§ PROBLEM TO SOLVE
Verbatim output of all the material below is required.

......

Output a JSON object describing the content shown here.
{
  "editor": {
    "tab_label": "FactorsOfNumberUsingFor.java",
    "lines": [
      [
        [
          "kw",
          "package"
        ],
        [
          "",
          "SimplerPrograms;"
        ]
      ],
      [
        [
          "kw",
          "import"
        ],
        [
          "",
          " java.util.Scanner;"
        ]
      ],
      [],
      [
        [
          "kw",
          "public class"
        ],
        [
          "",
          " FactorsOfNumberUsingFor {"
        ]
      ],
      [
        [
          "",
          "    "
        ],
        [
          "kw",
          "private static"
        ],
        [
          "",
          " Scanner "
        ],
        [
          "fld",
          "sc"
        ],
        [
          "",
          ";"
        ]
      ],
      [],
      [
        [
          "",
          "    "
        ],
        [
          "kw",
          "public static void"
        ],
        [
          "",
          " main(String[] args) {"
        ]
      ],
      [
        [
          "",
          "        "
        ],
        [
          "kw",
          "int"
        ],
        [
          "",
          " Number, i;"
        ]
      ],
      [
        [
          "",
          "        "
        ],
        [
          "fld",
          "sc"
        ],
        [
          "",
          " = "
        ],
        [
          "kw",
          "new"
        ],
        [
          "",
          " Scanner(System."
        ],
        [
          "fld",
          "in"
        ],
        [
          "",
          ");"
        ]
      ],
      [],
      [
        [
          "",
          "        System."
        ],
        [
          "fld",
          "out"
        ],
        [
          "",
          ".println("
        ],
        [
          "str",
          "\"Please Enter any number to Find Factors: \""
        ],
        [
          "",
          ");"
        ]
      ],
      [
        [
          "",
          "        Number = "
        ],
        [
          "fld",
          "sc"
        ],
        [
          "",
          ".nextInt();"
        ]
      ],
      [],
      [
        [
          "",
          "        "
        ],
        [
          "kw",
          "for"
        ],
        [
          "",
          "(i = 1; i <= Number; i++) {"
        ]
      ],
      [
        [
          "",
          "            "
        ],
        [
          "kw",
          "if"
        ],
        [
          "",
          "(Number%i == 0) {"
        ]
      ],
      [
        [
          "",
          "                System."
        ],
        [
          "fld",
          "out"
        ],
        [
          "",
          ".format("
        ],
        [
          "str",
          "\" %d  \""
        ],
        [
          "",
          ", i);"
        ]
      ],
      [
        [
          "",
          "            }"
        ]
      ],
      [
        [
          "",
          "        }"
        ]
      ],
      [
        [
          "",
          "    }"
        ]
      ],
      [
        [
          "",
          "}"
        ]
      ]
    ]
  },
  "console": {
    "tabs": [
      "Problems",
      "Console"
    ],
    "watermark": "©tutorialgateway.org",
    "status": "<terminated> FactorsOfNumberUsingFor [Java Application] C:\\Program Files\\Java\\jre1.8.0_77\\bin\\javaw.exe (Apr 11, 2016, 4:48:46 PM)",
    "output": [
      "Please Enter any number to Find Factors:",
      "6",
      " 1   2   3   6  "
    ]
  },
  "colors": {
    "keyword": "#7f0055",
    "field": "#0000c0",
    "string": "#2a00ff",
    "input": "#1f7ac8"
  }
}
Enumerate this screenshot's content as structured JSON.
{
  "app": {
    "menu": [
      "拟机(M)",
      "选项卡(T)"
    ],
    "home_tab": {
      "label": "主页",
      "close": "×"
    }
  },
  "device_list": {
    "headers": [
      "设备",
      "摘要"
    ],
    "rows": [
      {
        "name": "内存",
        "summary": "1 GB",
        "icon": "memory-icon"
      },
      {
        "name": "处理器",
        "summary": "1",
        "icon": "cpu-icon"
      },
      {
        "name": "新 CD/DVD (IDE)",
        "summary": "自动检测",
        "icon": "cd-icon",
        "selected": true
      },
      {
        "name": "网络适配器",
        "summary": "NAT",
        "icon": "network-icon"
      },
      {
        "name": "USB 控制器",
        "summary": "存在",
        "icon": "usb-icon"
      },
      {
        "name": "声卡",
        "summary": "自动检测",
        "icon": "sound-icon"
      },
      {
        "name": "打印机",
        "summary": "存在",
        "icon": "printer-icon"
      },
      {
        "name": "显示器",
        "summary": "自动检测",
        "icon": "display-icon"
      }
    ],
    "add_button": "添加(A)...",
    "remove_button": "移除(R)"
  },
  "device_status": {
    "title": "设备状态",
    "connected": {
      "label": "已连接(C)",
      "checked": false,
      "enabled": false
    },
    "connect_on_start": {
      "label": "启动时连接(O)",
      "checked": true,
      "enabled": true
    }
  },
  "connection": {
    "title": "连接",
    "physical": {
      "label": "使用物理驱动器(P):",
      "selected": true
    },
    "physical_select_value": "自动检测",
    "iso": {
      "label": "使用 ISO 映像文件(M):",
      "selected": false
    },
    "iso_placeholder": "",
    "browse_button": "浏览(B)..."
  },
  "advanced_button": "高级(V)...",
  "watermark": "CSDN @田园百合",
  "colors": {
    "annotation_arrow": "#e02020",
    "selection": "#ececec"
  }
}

......

§ FINAL RESULT
Output a JSON object describing the content shown here.
{
  "editor": {
    "tab_label": "FactorsOfNumberUsingFor.java",
    "lines": [
      [
        [
          "kw",
          "package"
        ],
        [
          "",
          "SimplerPrograms;"
        ]
      ],
      [
        [
          "kw",
          "import"
        ],
        [
          "",
          " java.util.Scanner;"
        ]
      ],
      [],
      [
        [
          "kw",
          "public class"
        ],
        [
          "",
          " FactorsOfNumberUsingFor {"
        ]
      ],
      [
        [
          "",
          "    "
        ],
        [
          "kw",
          "private static"
        ],
        [
          "",
          " Scanner "
        ],
        [
          "fld",
          "sc"
        ],
        [
          "",
          ";"
        ]
      ],
      [],
      [
        [
          "",
          "    "
        ],
        [
          "kw",
          "public static void"
        ],
        [
          "",
          " main(String[] args) {"
        ]
      ],
      [
        [
          "",
          "        "
        ],
        [
          "kw",
          "int"
        ],
        [
          "",
          " Number, i;"
        ]
      ],
      [
        [
          "",
          "        "
        ],
        [
          "fld",
          "sc"
        ],
        [
          "",
          " = "
        ],
        [
          "kw",
          "new"
        ],
        [
          "",
          " Scanner(System."
        ],
        [
          "fld",
          "in"
        ],
        [
          "",
          ");"
        ]
      ],
      [],
      [
        [
          "",
          "        System."
        ],
        [
          "fld",
          "out"
        ],
        [
          "",
          ".println("
        ],
        [
          "str",
          "\"Please Enter any number to Find Factors: \""
        ],
        [
          "",
          ");"
        ]
      ],
      [
        [
          "",
          "        Number = "
        ],
        [
          "fld",
          "sc"
        ],
        [
          "",
          ".nextInt();"
        ]
      ],
      [],
      [
        [
          "",
          "        "
        ],
        [
          "kw",
          "for"
        ],
        [
          "",
          "(i = 1; i <= Number; i++) {"
        ]
      ],
      [
        [
          "",
          "            "
        ],
        [
          "kw",
          "if"
        ],
        [
          "",
          "(Number%i == 0) {"
        ]
      ],
      [
        [
          "",
          "                System."
        ],
        [
          "fld",
          "out"
        ],
        [
          "",
          ".format("
        ],
        [
          "str",
          "\" %d  \""
        ],
        [
          "",
          ", i);"
        ]
      ],
      [
        [
          "",
          "            }"
        ]
      ],
      [
        [
          "",
          "        }"
        ]
      ],
      [
        [
          "",
          "    }"
        ]
      ],
      [
        [
          "",
          "}"
        ]
      ]
    ]
  },
  "console": {
    "tabs": [
      "Problems",
      "Console"
    ],
    "watermark": "©tutorialgateway.org",
    "status": "<terminated> FactorsOfNumberUsingFor [Java Application] C:\\Program Files\\Java\\jre1.8.0_77\\bin\\javaw.exe (Apr 11, 2016, 4:48:46 PM)",
    "output": [
      "Please Enter any number to Find Factors:",
      "6",
      " 1   2   3   6  "
    ]
  },
  "colors": {
    "keyword": "#7f0055",
    "field": "#0000c0",
    "string": "#2a00ff",
    "input": "#1f7ac8"
  }
}
Enumerate this screenshot's content as structured JSON.
{
  "app": {
    "menu": [
      "拟机(M)",
      "选项卡(T)"
    ],
    "home_tab": {
      "label": "主页",
      "close": "×"
    }
  },
  "device_list": {
    "headers": [
      "设备",
      "摘要"
    ],
    "rows": [
      {
        "name": "内存",
        "summary": "1 GB",
        "icon": "memory-icon"
      },
      {
        "name": "处理器",
        "summary": "1",
        "icon": "cpu-icon"
      },
      {
        "name": "新 CD/DVD (IDE)",
        "summary": "自动检测",
        "icon": "cd-icon",
        "selected": true
      },
      {
        "name": "网络适配器",
        "summary": "NAT",
        "icon": "network-icon"
      },
      {
        "name": "USB 控制器",
        "summary": "存在",
        "icon": "usb-icon"
      },
      {
        "name": "声卡",
        "summary": "自动检测",
        "icon": "sound-icon"
      },
      {
        "name": "打印机",
        "summary": "存在",
        "icon": "printer-icon"
      },
      {
        "name": "显示器",
        "summary": "自动检测",
        "icon": "display-icon"
      }
    ],
    "add_button": "添加(A)...",
    "remove_button": "移除(R)"
  },
  "device_status": {
    "title": "设备状态",
    "connected": {
      "label": "已连接(C)",
      "checked": false,
      "enabled": false
    },
    "connect_on_start": {
      "label": "启动时连接(O)",
      "checked": true,
      "enabled": true
    }
  },
  "connection": {
    "title": "连接",
    "physical": {
      "label": "使用物理驱动器(P):",
      "selected": true
    },
    "physical_select_value": "自动检测",
    "iso": {
      "label": "使用 ISO 映像文件(M):",
      "selected": false
    },
    "iso_placeholder": "",
    "browse_button": "浏览(B)..."
  },
  "advanced_button": "高级(V)...",
  "watermark": "CSDN @田园百合",
  "colors": {
    "annotation_arrow": "#e02020",
    "selection": "#ececec"
  }
}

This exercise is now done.